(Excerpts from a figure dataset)
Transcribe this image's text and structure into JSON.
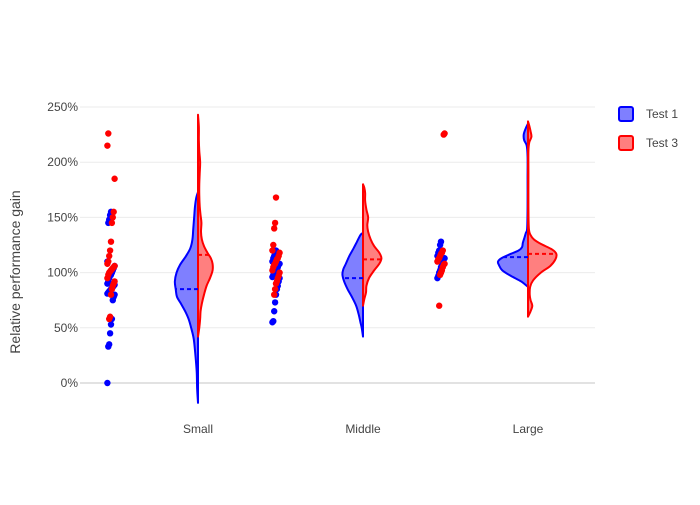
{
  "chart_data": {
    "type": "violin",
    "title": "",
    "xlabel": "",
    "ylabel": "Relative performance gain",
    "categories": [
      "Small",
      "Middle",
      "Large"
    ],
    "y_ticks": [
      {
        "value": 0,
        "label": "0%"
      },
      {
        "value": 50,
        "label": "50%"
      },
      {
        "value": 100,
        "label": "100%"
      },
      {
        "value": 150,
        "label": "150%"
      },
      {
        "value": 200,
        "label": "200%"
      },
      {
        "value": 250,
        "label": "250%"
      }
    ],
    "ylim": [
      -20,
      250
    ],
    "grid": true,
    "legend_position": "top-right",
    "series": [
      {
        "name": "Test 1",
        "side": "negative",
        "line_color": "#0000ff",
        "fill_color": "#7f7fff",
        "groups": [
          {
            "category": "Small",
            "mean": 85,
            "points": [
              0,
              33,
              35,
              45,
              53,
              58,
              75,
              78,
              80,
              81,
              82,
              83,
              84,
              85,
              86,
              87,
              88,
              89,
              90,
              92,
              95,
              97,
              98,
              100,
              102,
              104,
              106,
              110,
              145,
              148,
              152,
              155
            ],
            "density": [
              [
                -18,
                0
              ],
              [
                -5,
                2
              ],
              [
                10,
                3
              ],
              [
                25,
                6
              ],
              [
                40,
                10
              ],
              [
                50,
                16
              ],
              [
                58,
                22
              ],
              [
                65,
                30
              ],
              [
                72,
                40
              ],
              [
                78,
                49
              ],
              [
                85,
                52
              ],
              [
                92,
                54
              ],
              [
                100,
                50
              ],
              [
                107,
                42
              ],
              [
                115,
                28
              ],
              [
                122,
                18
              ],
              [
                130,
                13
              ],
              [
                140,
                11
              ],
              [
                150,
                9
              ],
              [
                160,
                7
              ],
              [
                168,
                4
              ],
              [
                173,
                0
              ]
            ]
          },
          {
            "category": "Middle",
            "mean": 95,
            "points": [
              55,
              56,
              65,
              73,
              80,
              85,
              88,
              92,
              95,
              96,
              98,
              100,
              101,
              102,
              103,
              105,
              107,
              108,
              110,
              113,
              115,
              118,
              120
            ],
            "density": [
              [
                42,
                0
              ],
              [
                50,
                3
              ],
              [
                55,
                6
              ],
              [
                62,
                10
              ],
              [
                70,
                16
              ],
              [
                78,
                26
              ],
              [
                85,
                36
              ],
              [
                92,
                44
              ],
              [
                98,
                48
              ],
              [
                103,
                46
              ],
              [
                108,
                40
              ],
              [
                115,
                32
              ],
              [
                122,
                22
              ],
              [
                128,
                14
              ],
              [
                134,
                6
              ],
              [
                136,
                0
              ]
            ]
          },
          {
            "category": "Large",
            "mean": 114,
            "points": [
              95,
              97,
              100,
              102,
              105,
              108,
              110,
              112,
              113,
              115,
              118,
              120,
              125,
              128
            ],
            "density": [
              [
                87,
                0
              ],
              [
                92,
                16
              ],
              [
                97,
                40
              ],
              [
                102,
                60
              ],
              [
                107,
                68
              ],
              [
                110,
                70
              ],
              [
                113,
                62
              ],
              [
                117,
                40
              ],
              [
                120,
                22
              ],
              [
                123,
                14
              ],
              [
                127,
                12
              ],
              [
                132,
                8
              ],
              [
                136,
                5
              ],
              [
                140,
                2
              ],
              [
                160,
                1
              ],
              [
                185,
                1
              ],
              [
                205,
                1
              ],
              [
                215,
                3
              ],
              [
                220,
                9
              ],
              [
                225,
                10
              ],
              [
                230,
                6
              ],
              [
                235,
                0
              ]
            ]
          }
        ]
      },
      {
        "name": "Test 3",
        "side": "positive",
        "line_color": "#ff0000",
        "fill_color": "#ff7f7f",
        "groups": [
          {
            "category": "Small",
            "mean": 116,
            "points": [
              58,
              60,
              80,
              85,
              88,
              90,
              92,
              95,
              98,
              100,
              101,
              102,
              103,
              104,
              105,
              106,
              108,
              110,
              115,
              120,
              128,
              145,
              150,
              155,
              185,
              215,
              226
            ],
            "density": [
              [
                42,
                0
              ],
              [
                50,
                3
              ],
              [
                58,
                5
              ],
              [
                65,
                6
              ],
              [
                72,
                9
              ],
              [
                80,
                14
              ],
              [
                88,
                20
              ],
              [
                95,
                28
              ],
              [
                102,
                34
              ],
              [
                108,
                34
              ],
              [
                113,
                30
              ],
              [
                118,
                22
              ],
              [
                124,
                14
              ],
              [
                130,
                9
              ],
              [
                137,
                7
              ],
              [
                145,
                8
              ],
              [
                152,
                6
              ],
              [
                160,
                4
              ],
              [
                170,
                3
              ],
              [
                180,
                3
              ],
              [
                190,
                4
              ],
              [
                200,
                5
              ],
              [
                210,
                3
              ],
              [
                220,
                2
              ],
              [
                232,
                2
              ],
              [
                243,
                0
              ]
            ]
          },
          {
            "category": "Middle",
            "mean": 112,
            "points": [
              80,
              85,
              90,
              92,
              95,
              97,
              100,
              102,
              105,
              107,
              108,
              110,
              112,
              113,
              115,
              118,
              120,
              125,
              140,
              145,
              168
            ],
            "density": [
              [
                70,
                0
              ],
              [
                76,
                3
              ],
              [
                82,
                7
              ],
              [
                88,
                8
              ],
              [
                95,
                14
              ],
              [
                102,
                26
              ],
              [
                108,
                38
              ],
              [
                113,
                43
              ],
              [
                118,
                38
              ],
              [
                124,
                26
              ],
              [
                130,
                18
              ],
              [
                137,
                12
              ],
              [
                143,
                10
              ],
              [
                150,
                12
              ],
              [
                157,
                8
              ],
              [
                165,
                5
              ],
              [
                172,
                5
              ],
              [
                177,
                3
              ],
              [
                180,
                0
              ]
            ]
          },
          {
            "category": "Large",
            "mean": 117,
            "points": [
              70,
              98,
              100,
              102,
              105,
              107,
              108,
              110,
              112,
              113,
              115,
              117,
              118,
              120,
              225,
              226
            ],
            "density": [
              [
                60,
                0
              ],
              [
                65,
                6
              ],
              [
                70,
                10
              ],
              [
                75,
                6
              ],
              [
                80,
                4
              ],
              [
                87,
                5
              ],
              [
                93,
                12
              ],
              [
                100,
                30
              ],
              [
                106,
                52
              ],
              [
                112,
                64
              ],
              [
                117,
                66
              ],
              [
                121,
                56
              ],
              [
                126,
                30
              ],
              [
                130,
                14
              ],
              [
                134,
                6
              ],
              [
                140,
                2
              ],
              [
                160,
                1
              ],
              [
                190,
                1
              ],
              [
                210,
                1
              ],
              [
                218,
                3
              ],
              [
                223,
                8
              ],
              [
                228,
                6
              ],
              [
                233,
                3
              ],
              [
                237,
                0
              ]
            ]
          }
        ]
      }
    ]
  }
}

--

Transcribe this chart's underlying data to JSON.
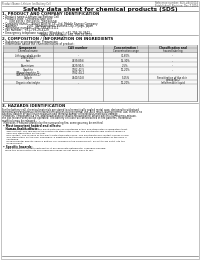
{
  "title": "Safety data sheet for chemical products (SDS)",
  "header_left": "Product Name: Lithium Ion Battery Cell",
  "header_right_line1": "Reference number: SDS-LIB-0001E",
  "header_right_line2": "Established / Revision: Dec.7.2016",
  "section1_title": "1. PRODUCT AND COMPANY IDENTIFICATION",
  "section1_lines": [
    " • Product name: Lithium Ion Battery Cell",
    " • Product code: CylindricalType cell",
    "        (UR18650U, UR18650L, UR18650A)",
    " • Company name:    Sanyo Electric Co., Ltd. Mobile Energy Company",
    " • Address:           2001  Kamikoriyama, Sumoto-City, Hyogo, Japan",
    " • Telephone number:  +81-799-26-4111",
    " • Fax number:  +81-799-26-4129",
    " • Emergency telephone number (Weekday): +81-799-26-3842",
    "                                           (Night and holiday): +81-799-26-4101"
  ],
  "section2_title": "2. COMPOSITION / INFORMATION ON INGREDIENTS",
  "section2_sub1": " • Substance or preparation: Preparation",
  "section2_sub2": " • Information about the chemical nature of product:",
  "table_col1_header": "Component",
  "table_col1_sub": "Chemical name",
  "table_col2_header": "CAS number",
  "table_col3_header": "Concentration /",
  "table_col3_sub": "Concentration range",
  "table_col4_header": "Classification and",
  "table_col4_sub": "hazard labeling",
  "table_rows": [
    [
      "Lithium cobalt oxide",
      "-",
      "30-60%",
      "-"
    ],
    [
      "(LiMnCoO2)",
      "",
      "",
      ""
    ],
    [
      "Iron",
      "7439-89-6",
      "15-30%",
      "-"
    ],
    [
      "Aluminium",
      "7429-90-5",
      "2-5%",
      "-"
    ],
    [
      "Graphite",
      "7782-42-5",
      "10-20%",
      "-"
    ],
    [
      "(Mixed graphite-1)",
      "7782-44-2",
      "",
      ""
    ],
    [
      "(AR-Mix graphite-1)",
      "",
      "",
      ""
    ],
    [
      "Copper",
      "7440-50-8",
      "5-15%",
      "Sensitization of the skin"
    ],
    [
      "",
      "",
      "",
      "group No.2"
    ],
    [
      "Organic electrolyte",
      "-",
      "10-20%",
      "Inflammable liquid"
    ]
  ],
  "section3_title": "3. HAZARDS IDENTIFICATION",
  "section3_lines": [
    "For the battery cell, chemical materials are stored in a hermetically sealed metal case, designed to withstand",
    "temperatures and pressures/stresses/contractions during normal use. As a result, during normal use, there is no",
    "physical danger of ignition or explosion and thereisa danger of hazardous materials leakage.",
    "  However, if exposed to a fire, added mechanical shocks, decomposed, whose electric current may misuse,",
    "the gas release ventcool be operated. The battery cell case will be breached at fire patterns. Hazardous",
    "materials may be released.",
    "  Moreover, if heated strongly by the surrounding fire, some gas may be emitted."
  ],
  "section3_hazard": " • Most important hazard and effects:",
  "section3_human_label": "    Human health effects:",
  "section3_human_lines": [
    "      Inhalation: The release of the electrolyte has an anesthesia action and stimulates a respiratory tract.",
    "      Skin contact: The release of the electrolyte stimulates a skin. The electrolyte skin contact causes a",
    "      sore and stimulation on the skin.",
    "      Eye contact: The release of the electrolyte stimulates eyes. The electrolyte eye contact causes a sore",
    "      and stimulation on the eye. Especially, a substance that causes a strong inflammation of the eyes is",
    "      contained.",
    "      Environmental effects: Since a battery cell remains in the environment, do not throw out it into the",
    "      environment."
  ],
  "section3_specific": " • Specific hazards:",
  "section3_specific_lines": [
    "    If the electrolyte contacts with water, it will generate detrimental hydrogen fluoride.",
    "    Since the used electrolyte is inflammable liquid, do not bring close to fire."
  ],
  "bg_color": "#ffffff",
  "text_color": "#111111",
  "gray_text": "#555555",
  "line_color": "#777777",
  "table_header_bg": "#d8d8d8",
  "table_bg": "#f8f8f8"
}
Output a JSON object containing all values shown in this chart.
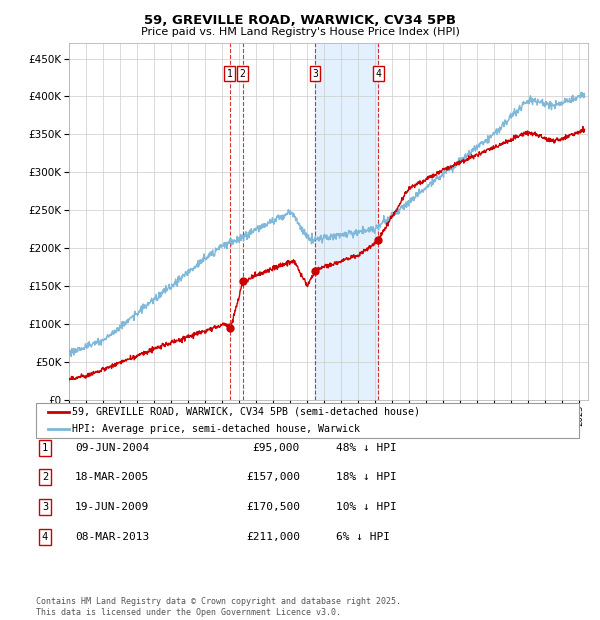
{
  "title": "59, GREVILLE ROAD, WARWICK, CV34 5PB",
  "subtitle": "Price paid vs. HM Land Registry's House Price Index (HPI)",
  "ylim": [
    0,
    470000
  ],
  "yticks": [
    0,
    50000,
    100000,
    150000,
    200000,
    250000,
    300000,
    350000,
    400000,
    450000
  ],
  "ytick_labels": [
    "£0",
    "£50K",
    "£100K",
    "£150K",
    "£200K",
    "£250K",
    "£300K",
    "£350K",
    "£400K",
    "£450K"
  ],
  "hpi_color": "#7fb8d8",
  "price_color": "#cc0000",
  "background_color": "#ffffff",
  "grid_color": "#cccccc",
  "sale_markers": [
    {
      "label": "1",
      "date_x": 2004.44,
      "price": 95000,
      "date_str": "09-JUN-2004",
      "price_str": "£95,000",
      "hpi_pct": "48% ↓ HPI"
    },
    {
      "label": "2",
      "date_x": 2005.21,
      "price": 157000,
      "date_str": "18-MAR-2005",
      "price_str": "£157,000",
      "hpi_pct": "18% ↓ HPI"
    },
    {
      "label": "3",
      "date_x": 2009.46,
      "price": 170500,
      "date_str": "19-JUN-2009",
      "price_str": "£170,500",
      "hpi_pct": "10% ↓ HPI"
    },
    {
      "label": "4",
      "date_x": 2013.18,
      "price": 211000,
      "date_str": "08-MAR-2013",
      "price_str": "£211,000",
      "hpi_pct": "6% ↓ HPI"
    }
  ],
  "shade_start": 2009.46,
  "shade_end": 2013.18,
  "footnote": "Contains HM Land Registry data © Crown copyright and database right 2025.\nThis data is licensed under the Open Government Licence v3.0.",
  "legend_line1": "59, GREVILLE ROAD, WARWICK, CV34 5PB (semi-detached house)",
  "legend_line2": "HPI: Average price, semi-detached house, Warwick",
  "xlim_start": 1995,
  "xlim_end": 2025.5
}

--

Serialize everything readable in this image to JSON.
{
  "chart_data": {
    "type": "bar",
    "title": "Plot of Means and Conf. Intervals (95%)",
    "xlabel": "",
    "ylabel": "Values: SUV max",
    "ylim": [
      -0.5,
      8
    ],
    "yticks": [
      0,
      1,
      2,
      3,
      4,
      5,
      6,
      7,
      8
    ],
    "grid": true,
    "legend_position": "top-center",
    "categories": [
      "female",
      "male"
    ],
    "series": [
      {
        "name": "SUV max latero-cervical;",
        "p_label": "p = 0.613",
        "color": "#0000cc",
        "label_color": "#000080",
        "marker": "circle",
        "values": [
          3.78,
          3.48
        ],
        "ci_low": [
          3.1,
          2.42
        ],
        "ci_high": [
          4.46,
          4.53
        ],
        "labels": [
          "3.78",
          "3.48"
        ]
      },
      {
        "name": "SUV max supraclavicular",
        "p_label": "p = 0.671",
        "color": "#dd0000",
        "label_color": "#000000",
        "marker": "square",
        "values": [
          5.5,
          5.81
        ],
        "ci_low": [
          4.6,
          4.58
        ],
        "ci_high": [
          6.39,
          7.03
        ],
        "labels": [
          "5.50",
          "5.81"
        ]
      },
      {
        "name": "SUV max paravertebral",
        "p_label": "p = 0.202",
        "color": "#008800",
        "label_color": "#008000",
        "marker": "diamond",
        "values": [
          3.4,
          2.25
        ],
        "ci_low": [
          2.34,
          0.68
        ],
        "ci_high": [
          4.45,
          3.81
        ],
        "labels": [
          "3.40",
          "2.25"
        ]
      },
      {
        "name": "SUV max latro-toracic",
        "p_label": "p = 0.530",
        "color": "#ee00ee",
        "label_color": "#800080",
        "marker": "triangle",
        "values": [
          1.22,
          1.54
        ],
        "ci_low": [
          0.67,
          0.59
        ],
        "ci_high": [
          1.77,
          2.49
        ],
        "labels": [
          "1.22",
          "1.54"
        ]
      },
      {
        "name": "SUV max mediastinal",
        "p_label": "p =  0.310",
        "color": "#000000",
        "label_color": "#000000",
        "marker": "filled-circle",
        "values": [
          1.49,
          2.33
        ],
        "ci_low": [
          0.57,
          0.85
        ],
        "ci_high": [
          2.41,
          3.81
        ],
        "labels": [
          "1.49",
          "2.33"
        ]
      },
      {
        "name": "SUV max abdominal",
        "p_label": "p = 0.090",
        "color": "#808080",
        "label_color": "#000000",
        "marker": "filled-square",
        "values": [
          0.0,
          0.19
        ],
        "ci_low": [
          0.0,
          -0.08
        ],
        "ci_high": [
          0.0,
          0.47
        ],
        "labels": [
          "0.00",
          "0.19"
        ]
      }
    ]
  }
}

Task prompt → Return each line of the data that contains the string "Transcribe".

The result →
Transcribe this image's text and structure into JSON.
Transcribe this chart's underlying data to JSON.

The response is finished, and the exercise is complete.